Stored records:
****************

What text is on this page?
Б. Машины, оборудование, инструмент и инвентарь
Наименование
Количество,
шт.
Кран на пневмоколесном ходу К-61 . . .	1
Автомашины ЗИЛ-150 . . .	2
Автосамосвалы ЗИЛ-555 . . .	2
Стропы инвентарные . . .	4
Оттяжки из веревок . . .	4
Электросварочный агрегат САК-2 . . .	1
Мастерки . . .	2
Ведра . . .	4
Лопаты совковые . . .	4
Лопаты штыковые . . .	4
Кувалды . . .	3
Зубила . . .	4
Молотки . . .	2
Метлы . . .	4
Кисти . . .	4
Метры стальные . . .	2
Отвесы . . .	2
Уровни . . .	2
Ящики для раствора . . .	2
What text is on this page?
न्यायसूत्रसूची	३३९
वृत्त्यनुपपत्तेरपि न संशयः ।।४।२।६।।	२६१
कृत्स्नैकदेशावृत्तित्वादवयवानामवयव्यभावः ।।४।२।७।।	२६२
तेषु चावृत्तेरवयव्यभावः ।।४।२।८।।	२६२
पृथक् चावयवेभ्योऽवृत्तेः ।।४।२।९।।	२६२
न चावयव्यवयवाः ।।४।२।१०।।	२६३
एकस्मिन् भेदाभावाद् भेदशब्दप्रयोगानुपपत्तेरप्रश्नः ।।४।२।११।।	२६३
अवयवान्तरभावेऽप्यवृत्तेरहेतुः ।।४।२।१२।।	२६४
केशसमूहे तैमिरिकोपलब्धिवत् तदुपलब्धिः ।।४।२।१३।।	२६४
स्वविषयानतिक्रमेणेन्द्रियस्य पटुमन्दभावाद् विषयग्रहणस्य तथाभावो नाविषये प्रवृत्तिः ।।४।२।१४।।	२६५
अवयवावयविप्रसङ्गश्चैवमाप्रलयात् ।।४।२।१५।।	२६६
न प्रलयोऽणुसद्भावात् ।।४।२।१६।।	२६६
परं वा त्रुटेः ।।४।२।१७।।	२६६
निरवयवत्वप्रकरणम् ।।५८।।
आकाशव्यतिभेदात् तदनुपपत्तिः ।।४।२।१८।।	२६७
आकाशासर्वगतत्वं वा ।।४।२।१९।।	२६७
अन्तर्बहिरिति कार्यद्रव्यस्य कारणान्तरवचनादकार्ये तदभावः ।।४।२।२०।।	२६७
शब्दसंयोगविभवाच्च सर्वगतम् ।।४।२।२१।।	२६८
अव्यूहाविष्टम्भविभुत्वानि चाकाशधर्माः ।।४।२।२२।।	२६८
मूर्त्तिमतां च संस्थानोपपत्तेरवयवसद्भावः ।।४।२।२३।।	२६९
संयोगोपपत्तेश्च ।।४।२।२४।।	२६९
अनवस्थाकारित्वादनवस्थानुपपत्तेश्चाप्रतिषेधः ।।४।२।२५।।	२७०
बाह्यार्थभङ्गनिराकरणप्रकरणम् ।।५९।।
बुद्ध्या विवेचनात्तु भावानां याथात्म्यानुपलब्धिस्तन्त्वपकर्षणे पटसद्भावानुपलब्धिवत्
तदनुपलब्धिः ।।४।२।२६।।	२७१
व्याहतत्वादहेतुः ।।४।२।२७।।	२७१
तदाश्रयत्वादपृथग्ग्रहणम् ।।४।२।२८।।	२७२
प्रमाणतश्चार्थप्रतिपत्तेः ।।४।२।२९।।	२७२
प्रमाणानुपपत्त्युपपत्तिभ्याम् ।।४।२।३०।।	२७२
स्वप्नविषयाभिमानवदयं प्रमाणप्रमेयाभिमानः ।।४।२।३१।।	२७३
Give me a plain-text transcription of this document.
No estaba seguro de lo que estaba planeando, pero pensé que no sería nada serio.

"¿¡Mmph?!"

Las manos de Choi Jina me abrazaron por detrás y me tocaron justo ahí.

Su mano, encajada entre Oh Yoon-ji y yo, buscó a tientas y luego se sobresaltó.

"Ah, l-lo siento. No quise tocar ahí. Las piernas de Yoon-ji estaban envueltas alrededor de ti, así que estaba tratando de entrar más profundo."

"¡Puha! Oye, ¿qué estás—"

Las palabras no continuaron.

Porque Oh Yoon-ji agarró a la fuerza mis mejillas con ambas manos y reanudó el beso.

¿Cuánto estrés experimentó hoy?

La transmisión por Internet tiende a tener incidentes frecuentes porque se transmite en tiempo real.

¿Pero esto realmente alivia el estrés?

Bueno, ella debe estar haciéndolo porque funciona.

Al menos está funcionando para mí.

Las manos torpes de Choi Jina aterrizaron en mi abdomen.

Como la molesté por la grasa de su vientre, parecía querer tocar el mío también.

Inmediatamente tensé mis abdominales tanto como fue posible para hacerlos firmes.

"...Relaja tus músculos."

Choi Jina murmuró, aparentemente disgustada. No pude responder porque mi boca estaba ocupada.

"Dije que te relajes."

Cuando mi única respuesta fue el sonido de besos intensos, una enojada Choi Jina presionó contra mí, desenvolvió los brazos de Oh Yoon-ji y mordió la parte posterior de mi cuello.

****************

▶ _Work required_
Exactly as shown, repeat every record.

▶ _Expected output_
What text is on this page?
Б. Машины, оборудование, инструмент и инвентарь
Наименование
Количество,
шт.
Кран на пневмоколесном ходу К-61 . . .	1
Автомашины ЗИЛ-150 . . .	2
Автосамосвалы ЗИЛ-555 . . .	2
Стропы инвентарные . . .	4
Оттяжки из веревок . . .	4
Электросварочный агрегат САК-2 . . .	1
Мастерки . . .	2
Ведра . . .	4
Лопаты совковые . . .	4
Лопаты штыковые . . .	4
Кувалды . . .	3
Зубила . . .	4
Молотки . . .	2
Метлы . . .	4
Кисти . . .	4
Метры стальные . . .	2
Отвесы . . .	2
Уровни . . .	2
Ящики для раствора . . .	2
What text is on this page?
न्यायसूत्रसूची	३३९
वृत्त्यनुपपत्तेरपि न संशयः ।।४।२।६।।	२६१
कृत्स्नैकदेशावृत्तित्वादवयवानामवयव्यभावः ।।४।२।७।।	२६२
तेषु चावृत्तेरवयव्यभावः ।।४।२।८।।	२६२
पृथक् चावयवेभ्योऽवृत्तेः ।।४।२।९।।	२६२
न चावयव्यवयवाः ।।४।२।१०।।	२६३
एकस्मिन् भेदाभावाद् भेदशब्दप्रयोगानुपपत्तेरप्रश्नः ।।४।२।११।।	२६३
अवयवान्तरभावेऽप्यवृत्तेरहेतुः ।।४।२।१२।।	२६४
केशसमूहे तैमिरिकोपलब्धिवत् तदुपलब्धिः ।।४।२।१३।।	२६४
स्वविषयानतिक्रमेणेन्द्रियस्य पटुमन्दभावाद् विषयग्रहणस्य तथाभावो नाविषये प्रवृत्तिः ।।४।२।१४।।	२६५
अवयवावयविप्रसङ्गश्चैवमाप्रलयात् ।।४।२।१५।।	२६६
न प्रलयोऽणुसद्भावात् ।।४।२।१६।।	२६६
परं वा त्रुटेः ।।४।२।१७।।	२६६
निरवयवत्वप्रकरणम् ।।५८।।
आकाशव्यतिभेदात् तदनुपपत्तिः ।।४।२।१८।।	२६७
आकाशासर्वगतत्वं वा ।।४।२।१९।।	२६७
अन्तर्बहिरिति कार्यद्रव्यस्य कारणान्तरवचनादकार्ये तदभावः ।।४।२।२०।।	२६७
शब्दसंयोगविभवाच्च सर्वगतम् ।।४।२।२१।।	२६८
अव्यूहाविष्टम्भविभुत्वानि चाकाशधर्माः ।।४।२।२२।।	२६८
मूर्त्तिमतां च संस्थानोपपत्तेरवयवसद्भावः ।।४।२।२३।।	२६९
संयोगोपपत्तेश्च ।।४।२।२४।।	२६९
अनवस्थाकारित्वादनवस्थानुपपत्तेश्चाप्रतिषेधः ।।४।२।२५।।	२७०
बाह्यार्थभङ्गनिराकरणप्रकरणम् ।।५९।।
बुद्ध्या विवेचनात्तु भावानां याथात्म्यानुपलब्धिस्तन्त्वपकर्षणे पटसद्भावानुपलब्धिवत्
तदनुपलब्धिः ।।४।२।२६।।	२७१
व्याहतत्वादहेतुः ।।४।२।२७।।	२७१
तदाश्रयत्वादपृथग्ग्रहणम् ।।४।२।२८।।	२७२
प्रमाणतश्चार्थप्रतिपत्तेः ।।४।२।२९।।	२७२
प्रमाणानुपपत्त्युपपत्तिभ्याम् ।।४।२।३०।।	२७२
स्वप्नविषयाभिमानवदयं प्रमाणप्रमेयाभिमानः ।।४।२।३१।।	२७३
Give me a plain-text transcription of this document.
No estaba seguro de lo que estaba planeando, pero pensé que no sería nada serio.

"¿¡Mmph?!"

Las manos de Choi Jina me abrazaron por detrás y me tocaron justo ahí.

Su mano, encajada entre Oh Yoon-ji y yo, buscó a tientas y luego se sobresaltó.

"Ah, l-lo siento. No quise tocar ahí. Las piernas de Yoon-ji estaban envueltas alrededor de ti, así que estaba tratando de entrar más profundo."

"¡Puha! Oye, ¿qué estás—"

Las palabras no continuaron.

Porque Oh Yoon-ji agarró a la fuerza mis mejillas con ambas manos y reanudó el beso.

¿Cuánto estrés experimentó hoy?

La transmisión por Internet tiende a tener incidentes frecuentes porque se transmite en tiempo real.

¿Pero esto realmente alivia el estrés?

Bueno, ella debe estar haciéndolo porque funciona.

Al menos está funcionando para mí.

Las manos torpes de Choi Jina aterrizaron en mi abdomen.

Como la molesté por la grasa de su vientre, parecía querer tocar el mío también.

Inmediatamente tensé mis abdominales tanto como fue posible para hacerlos firmes.

"...Relaja tus músculos."

Choi Jina murmuró, aparentemente disgustada. No pude responder porque mi boca estaba ocupada.

"Dije que te relajes."

Cuando mi única respuesta fue el sonido de besos intensos, una enojada Choi Jina presionó contra mí, desenvolvió los brazos de Oh Yoon-ji y mordió la parte posterior de mi cuello.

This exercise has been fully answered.